[Data records]

=-=-=-=-=

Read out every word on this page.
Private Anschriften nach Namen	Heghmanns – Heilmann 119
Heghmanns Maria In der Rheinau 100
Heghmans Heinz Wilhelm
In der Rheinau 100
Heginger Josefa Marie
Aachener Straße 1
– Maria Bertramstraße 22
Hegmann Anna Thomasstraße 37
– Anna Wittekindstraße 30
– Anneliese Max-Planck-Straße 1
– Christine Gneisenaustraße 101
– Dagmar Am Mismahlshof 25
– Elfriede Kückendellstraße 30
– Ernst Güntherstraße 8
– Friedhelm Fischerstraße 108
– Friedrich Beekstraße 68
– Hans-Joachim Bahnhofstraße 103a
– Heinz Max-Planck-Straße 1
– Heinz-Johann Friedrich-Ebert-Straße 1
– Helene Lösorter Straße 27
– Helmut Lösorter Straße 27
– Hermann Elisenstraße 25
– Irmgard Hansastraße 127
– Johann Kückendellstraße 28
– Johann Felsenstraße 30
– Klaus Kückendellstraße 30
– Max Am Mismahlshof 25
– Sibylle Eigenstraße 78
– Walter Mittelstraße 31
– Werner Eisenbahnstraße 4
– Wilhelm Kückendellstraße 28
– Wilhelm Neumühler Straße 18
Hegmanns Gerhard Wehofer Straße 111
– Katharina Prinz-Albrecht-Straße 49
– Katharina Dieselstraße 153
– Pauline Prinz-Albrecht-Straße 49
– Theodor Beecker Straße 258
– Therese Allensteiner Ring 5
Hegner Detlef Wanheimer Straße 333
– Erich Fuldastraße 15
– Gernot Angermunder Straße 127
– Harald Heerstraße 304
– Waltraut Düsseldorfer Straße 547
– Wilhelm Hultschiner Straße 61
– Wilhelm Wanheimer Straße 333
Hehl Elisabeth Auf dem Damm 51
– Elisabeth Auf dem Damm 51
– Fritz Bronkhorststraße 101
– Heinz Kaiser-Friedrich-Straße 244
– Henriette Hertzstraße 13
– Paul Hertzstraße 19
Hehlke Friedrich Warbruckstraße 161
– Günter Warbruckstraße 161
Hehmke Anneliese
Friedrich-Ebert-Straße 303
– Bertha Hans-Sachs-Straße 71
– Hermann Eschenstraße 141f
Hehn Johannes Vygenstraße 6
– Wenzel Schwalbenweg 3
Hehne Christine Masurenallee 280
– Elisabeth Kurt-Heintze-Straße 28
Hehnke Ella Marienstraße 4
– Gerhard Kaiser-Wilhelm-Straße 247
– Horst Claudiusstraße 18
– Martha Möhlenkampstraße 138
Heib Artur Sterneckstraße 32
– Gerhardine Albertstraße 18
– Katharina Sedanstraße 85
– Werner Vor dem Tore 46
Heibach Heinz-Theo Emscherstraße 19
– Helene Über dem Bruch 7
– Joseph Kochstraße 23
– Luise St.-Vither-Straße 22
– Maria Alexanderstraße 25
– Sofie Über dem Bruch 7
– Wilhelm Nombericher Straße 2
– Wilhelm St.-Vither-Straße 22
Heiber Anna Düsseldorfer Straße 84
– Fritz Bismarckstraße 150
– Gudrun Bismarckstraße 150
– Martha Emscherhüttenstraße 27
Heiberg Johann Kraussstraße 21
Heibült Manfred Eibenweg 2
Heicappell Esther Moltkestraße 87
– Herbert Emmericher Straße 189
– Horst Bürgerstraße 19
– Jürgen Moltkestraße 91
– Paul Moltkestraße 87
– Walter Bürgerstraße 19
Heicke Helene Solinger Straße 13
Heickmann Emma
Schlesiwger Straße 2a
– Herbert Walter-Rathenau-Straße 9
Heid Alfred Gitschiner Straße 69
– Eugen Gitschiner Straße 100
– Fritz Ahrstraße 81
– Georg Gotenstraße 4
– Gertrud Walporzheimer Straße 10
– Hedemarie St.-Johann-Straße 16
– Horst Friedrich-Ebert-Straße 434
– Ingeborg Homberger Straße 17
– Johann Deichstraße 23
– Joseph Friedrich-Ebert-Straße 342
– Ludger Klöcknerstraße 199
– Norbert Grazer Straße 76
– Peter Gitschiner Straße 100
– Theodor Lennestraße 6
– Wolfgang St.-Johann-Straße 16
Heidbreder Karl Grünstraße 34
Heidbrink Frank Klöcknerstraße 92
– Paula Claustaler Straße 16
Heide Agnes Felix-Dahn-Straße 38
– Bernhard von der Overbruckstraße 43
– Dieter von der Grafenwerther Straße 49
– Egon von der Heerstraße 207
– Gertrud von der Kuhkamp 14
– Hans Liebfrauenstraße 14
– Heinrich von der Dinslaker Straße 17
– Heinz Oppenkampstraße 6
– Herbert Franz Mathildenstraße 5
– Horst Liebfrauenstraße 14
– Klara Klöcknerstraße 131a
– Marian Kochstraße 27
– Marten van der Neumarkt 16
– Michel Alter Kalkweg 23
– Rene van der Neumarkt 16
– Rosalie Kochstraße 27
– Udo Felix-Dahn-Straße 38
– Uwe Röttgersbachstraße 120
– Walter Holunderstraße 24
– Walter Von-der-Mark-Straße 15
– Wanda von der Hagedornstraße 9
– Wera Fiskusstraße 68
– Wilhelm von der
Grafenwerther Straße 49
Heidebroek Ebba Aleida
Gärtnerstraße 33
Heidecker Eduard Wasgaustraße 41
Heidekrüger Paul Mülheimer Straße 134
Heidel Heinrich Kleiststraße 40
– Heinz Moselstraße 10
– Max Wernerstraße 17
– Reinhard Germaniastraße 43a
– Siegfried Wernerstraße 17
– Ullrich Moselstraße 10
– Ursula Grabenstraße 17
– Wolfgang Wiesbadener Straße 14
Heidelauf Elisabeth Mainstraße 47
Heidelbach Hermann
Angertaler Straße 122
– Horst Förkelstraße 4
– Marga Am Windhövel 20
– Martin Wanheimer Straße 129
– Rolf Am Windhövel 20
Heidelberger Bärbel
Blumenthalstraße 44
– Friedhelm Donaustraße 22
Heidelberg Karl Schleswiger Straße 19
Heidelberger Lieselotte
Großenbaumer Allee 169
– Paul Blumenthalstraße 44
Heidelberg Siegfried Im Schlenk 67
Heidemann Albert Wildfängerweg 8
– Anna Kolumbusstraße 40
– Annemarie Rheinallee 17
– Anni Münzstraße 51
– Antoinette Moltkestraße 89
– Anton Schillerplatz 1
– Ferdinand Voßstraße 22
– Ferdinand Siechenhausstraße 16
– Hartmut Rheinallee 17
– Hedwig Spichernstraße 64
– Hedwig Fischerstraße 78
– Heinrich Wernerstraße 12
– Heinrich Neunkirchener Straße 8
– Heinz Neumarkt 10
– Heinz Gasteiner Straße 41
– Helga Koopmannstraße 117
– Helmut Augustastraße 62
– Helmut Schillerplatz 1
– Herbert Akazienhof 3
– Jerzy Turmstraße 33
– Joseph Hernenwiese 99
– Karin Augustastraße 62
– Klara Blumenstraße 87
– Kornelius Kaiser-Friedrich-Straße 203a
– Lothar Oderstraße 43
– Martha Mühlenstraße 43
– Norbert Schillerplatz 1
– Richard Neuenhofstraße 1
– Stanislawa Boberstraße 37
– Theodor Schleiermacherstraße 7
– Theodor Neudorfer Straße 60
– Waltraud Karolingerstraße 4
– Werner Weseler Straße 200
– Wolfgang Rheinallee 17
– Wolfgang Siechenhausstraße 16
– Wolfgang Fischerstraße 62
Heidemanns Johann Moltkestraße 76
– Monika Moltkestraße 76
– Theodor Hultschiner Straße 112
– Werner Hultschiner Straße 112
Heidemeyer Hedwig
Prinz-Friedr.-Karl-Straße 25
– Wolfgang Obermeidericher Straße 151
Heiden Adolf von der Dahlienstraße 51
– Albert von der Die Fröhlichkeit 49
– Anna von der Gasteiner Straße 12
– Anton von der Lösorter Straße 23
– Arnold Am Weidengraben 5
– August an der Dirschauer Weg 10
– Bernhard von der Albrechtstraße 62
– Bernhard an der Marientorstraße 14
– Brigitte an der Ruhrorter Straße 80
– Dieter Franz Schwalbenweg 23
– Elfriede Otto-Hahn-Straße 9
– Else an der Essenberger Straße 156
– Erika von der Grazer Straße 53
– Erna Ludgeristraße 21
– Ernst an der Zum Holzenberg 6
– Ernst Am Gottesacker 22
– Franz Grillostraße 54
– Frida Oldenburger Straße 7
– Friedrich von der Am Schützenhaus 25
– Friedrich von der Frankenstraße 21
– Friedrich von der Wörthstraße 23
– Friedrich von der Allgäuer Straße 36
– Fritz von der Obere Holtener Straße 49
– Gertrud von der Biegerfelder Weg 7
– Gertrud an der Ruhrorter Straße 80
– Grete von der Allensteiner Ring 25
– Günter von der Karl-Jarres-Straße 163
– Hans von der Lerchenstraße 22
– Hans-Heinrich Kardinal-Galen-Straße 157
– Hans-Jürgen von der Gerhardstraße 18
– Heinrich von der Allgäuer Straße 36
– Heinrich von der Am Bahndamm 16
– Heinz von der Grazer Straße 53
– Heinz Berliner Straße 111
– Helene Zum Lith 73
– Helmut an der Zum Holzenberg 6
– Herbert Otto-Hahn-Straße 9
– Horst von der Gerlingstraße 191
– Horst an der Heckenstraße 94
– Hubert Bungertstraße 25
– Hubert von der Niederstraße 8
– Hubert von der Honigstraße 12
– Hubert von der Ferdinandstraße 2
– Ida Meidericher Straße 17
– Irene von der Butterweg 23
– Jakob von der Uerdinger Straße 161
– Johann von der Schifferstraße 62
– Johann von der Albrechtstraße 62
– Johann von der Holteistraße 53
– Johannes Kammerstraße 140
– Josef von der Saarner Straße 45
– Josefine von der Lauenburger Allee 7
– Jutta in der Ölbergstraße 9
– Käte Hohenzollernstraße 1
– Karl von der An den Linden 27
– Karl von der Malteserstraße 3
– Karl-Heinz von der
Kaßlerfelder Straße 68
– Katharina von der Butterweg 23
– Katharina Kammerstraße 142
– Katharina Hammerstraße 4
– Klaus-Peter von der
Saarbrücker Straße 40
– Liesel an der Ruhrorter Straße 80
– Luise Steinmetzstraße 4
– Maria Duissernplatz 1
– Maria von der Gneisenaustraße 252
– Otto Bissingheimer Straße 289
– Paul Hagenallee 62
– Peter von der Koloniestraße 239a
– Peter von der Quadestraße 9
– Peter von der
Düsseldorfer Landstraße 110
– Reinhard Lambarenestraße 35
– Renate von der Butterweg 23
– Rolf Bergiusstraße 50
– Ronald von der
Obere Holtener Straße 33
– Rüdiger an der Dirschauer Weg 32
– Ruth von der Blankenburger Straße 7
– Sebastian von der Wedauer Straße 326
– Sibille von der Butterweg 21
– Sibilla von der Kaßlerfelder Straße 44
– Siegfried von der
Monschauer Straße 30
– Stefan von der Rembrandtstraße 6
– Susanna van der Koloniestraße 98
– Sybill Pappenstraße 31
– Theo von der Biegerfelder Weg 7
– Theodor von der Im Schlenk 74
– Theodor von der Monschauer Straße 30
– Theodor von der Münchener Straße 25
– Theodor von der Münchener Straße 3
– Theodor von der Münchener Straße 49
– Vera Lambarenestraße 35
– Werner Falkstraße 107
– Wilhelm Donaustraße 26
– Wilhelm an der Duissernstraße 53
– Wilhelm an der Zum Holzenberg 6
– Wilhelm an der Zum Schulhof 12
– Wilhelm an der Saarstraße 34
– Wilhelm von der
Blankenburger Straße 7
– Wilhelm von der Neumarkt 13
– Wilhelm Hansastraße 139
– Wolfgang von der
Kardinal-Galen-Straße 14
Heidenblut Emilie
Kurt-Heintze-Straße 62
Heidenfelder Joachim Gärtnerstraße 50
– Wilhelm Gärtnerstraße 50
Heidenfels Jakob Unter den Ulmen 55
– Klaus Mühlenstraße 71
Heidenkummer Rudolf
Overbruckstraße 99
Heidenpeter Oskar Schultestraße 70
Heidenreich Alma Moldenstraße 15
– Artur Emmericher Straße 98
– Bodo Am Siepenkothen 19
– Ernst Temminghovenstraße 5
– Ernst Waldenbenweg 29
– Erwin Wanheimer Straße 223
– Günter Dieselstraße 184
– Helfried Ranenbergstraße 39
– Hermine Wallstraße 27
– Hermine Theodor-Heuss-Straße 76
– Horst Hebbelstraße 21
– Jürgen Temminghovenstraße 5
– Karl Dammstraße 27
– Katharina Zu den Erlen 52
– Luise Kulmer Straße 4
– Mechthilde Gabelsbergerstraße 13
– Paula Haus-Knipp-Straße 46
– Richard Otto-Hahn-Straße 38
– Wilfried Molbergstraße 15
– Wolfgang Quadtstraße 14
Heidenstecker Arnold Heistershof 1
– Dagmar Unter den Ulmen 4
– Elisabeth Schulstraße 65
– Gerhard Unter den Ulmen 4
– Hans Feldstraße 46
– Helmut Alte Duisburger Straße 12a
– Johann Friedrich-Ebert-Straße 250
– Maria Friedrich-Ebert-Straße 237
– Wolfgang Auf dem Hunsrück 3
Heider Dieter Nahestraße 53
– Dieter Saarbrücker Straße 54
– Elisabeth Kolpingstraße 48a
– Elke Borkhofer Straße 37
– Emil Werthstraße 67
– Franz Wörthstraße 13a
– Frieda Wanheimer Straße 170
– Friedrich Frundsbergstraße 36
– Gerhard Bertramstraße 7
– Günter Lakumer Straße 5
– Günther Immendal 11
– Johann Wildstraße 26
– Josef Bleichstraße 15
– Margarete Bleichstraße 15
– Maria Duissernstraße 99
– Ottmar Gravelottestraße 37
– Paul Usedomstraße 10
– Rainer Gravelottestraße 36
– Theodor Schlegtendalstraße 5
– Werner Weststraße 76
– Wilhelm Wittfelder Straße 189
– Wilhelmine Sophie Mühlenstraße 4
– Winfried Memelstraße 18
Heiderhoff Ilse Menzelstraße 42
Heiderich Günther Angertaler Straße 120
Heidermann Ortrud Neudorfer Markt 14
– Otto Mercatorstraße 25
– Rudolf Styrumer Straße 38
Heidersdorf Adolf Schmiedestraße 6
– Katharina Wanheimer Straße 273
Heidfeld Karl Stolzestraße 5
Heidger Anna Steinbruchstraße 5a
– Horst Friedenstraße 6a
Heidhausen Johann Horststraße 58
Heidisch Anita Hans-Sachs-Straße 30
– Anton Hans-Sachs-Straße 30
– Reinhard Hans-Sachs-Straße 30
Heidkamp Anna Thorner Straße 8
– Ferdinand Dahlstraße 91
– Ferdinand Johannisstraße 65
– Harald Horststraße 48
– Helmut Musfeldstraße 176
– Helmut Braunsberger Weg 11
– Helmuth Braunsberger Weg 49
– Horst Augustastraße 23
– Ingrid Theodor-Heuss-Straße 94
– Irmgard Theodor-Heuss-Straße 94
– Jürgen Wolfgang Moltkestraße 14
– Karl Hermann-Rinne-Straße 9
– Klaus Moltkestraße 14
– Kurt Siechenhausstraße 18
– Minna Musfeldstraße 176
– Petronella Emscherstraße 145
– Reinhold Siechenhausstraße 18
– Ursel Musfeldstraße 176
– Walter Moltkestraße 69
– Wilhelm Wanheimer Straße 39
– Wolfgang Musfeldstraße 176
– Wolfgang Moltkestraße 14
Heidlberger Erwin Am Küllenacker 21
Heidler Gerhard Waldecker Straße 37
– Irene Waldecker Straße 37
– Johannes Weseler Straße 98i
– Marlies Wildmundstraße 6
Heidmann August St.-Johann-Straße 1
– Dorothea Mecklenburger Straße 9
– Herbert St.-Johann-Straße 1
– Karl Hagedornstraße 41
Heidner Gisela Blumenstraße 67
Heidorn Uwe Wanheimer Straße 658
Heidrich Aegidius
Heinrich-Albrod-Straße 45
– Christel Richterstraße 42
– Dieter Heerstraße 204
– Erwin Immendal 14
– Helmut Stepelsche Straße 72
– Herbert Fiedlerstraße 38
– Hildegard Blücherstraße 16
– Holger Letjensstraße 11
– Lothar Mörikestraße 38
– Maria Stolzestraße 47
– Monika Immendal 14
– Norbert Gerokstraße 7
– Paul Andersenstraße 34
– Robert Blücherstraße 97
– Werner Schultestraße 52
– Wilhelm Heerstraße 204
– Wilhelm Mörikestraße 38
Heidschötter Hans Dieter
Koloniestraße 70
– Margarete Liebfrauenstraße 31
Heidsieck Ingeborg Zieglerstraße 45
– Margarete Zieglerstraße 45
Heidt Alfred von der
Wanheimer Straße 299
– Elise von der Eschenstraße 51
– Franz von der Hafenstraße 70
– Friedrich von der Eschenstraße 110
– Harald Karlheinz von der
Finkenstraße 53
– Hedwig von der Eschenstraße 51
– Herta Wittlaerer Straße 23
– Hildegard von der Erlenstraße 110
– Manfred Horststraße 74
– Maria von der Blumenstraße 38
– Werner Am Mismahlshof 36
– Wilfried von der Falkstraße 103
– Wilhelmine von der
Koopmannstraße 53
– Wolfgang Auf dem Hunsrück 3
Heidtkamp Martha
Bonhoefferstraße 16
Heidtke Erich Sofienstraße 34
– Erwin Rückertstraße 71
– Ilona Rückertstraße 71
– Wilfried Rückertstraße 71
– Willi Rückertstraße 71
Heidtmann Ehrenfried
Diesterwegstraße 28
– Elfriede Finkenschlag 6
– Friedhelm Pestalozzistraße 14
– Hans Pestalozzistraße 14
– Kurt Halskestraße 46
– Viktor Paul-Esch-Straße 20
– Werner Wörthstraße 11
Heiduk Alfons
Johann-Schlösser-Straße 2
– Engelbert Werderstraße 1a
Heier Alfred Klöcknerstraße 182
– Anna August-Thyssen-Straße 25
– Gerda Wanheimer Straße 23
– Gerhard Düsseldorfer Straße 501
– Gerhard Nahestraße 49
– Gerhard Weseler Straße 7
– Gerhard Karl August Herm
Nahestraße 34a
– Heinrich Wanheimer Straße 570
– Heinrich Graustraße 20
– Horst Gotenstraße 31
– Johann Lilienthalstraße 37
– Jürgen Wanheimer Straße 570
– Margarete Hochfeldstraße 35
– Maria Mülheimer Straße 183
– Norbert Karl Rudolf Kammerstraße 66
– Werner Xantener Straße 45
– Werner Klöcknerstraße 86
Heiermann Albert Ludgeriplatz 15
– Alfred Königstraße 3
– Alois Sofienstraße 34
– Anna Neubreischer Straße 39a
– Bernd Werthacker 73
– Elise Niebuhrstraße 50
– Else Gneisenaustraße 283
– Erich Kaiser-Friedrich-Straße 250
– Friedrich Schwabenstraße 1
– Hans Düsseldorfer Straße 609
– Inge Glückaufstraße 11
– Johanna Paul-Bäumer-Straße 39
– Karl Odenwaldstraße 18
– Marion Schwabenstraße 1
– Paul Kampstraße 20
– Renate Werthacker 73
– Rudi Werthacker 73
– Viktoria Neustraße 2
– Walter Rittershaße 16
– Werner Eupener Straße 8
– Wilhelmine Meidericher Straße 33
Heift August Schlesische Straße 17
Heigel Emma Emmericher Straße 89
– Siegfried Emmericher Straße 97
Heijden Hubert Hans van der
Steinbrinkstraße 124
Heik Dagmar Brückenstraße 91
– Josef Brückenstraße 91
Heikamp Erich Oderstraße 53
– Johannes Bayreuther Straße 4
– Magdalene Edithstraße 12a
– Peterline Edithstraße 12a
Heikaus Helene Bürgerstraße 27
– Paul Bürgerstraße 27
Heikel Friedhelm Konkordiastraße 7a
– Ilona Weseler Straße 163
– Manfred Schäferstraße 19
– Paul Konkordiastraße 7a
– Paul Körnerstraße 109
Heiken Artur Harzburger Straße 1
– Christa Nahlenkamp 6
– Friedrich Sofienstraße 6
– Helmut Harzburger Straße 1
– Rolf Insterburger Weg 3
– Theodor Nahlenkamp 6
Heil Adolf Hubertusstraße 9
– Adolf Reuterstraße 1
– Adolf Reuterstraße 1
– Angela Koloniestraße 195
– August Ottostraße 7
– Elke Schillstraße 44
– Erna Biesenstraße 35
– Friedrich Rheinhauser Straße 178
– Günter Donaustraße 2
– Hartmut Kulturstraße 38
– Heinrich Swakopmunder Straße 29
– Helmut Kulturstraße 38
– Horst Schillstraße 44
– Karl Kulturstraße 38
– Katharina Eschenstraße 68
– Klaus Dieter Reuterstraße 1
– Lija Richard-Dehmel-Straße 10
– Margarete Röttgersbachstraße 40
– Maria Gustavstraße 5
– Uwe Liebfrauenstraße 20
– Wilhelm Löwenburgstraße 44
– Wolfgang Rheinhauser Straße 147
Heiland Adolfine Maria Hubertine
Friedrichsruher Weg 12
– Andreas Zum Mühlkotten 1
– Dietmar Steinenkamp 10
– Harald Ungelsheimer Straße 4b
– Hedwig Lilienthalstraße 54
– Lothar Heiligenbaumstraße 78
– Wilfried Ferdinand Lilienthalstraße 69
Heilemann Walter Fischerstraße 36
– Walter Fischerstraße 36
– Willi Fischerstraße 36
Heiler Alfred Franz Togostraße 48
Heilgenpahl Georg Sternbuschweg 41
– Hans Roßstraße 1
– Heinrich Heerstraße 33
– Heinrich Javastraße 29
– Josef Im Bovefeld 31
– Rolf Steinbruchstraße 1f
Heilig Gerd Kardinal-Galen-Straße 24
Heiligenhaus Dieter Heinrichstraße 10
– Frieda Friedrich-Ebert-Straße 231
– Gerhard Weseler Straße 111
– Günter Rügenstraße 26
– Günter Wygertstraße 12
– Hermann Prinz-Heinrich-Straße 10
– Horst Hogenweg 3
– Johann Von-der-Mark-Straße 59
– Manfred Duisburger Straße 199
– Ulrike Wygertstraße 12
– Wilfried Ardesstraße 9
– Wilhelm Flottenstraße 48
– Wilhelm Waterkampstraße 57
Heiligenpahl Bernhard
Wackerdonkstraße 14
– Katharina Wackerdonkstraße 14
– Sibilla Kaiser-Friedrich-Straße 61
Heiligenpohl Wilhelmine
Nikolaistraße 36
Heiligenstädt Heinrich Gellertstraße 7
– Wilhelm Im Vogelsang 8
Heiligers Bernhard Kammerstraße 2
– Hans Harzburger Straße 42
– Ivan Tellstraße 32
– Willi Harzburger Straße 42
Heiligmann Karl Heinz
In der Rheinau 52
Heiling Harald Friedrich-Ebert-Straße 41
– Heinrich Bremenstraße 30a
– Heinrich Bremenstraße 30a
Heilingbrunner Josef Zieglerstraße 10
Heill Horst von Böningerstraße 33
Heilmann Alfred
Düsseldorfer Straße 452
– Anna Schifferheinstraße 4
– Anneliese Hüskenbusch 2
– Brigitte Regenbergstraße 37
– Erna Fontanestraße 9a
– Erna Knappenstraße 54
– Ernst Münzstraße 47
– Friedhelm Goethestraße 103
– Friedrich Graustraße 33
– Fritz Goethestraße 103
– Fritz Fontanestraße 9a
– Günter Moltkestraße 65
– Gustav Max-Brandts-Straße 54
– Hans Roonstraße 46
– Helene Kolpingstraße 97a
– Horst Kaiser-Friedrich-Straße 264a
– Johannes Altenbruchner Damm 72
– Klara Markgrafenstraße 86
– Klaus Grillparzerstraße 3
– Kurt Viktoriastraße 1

=-=-=-=-=

= Instructions for the task =
Using the listing above, show each line holding the string "Georg".

= Task solution =
– Georg Gotenstraße 4
Heilgenpahl Georg Sternbuschweg 41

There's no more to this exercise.